(Transcribed document page entries)

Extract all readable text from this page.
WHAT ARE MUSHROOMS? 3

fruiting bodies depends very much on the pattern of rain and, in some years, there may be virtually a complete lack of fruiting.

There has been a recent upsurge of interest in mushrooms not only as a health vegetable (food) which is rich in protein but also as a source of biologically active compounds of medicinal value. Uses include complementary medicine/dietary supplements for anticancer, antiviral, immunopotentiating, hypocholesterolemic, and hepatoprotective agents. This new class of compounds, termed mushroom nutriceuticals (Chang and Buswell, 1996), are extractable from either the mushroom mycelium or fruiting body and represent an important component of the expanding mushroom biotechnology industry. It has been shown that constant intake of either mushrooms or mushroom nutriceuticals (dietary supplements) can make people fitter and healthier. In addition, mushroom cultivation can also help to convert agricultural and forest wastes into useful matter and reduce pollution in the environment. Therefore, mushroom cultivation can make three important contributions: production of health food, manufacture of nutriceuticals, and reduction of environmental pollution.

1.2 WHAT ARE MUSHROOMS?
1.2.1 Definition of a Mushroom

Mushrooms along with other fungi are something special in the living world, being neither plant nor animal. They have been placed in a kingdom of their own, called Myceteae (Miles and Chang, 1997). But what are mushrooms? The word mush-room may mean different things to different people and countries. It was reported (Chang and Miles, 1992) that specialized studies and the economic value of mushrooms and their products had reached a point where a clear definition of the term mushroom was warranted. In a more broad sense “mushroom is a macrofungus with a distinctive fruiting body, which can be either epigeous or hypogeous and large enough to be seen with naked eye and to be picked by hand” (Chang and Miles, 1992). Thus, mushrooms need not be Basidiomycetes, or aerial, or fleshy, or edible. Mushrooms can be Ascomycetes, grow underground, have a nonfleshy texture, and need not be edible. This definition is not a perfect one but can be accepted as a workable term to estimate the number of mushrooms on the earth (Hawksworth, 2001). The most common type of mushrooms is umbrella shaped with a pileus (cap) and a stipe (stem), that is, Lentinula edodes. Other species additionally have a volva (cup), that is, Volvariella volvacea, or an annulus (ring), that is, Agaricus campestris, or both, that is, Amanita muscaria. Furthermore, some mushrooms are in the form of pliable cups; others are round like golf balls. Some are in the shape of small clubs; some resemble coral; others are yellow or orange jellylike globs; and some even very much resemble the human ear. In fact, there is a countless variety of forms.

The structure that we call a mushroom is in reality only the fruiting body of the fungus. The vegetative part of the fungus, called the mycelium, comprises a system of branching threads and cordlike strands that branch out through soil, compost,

_What to do_. Every entry is to be printed exactly as given.

_Answer for this exercise_.
Extract all readable text from this page.
WHAT ARE MUSHROOMS? 3

fruiting bodies depends very much on the pattern of rain and, in some years, there may be virtually a complete lack of fruiting.

There has been a recent upsurge of interest in mushrooms not only as a health vegetable (food) which is rich in protein but also as a source of biologically active compounds of medicinal value. Uses include complementary medicine/dietary supplements for anticancer, antiviral, immunopotentiating, hypocholesterolemic, and hepatoprotective agents. This new class of compounds, termed mushroom nutriceuticals (Chang and Buswell, 1996), are extractable from either the mushroom mycelium or fruiting body and represent an important component of the expanding mushroom biotechnology industry. It has been shown that constant intake of either mushrooms or mushroom nutriceuticals (dietary supplements) can make people fitter and healthier. In addition, mushroom cultivation can also help to convert agricultural and forest wastes into useful matter and reduce pollution in the environment. Therefore, mushroom cultivation can make three important contributions: production of health food, manufacture of nutriceuticals, and reduction of environmental pollution.

1.2 WHAT ARE MUSHROOMS?
1.2.1 Definition of a Mushroom

Mushrooms along with other fungi are something special in the living world, being neither plant nor animal. They have been placed in a kingdom of their own, called Myceteae (Miles and Chang, 1997). But what are mushrooms? The word mush-room may mean different things to different people and countries. It was reported (Chang and Miles, 1992) that specialized studies and the economic value of mushrooms and their products had reached a point where a clear definition of the term mushroom was warranted. In a more broad sense “mushroom is a macrofungus with a distinctive fruiting body, which can be either epigeous or hypogeous and large enough to be seen with naked eye and to be picked by hand” (Chang and Miles, 1992). Thus, mushrooms need not be Basidiomycetes, or aerial, or fleshy, or edible. Mushrooms can be Ascomycetes, grow underground, have a nonfleshy texture, and need not be edible. This definition is not a perfect one but can be accepted as a workable term to estimate the number of mushrooms on the earth (Hawksworth, 2001). The most common type of mushrooms is umbrella shaped with a pileus (cap) and a stipe (stem), that is, Lentinula edodes. Other species additionally have a volva (cup), that is, Volvariella volvacea, or an annulus (ring), that is, Agaricus campestris, or both, that is, Amanita muscaria. Furthermore, some mushrooms are in the form of pliable cups; others are round like golf balls. Some are in the shape of small clubs; some resemble coral; others are yellow or orange jellylike globs; and some even very much resemble the human ear. In fact, there is a countless variety of forms.

The structure that we call a mushroom is in reality only the fruiting body of the fungus. The vegetative part of the fungus, called the mycelium, comprises a system of branching threads and cordlike strands that branch out through soil, compost,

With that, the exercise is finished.